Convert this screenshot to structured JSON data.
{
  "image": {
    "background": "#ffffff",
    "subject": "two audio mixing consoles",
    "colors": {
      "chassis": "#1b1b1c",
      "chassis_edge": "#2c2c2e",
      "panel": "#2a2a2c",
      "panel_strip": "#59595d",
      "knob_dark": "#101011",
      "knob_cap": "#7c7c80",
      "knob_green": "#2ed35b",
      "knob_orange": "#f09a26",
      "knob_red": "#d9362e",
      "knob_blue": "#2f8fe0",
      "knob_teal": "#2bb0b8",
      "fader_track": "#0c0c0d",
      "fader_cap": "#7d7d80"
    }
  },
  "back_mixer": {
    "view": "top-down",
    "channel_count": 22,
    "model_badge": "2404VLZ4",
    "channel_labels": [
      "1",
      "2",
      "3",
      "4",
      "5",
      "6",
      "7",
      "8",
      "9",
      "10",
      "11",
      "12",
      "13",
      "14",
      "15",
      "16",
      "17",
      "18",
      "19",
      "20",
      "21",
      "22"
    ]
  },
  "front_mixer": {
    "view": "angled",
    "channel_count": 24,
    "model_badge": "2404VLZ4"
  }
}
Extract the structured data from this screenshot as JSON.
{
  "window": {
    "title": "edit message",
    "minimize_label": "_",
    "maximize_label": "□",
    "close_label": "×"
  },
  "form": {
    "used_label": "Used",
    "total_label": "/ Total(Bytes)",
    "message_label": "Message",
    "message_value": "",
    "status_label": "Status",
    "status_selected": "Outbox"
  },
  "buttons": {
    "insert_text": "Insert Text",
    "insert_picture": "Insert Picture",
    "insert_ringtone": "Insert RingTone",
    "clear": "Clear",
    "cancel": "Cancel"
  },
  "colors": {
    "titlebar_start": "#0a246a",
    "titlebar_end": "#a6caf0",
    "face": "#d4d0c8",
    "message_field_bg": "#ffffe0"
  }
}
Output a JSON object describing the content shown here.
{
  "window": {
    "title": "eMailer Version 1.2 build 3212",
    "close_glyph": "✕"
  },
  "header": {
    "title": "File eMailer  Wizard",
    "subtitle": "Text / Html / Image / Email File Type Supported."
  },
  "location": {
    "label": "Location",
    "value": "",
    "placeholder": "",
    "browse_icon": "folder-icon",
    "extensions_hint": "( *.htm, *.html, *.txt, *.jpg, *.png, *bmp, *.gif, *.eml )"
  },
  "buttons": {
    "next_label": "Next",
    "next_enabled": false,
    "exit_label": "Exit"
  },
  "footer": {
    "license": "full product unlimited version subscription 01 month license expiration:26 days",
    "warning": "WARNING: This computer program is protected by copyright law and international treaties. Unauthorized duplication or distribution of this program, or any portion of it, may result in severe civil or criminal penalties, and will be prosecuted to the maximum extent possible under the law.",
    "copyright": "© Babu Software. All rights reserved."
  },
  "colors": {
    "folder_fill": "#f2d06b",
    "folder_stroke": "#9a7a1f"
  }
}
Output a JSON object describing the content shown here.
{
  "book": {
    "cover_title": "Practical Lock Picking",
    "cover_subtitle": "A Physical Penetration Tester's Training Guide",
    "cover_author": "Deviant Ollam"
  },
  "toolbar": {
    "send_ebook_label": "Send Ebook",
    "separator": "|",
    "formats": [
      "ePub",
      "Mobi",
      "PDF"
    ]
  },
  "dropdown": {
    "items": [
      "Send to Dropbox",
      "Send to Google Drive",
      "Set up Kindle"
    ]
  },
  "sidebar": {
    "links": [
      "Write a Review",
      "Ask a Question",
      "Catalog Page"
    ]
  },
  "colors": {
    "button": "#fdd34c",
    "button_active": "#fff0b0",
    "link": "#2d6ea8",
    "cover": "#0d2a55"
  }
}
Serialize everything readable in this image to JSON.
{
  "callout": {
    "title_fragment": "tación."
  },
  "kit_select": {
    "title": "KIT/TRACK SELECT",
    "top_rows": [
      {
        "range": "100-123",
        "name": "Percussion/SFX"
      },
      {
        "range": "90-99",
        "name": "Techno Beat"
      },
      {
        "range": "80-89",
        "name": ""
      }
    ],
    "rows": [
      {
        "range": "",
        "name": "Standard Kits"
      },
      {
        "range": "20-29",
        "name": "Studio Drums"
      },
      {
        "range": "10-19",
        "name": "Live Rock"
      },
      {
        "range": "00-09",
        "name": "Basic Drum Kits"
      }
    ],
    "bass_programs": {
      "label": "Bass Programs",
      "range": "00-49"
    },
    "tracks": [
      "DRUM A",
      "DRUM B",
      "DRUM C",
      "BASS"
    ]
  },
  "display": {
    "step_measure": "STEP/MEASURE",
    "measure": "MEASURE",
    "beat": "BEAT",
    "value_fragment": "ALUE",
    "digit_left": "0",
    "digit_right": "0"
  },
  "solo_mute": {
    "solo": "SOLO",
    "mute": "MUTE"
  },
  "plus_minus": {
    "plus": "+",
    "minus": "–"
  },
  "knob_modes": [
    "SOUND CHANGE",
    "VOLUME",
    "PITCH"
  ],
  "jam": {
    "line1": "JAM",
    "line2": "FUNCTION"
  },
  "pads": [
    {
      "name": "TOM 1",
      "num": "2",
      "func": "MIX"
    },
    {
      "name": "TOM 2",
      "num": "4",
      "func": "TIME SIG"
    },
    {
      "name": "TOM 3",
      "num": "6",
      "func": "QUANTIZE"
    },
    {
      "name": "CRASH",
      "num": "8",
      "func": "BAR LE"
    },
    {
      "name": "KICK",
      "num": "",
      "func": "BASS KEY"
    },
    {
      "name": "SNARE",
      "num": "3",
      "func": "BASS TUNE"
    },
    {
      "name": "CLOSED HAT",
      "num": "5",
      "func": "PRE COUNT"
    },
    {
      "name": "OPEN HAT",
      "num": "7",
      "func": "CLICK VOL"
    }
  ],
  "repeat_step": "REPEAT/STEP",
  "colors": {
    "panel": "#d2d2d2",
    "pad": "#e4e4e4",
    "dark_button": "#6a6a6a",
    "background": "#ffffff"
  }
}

(GOAL)
Locate and copy each line in the data above that includes the word "STEP".

(ANSWER TO THIS TASK)
    "step_measure": "STEP/MEASURE",
  "repeat_step": "REPEAT/STEP",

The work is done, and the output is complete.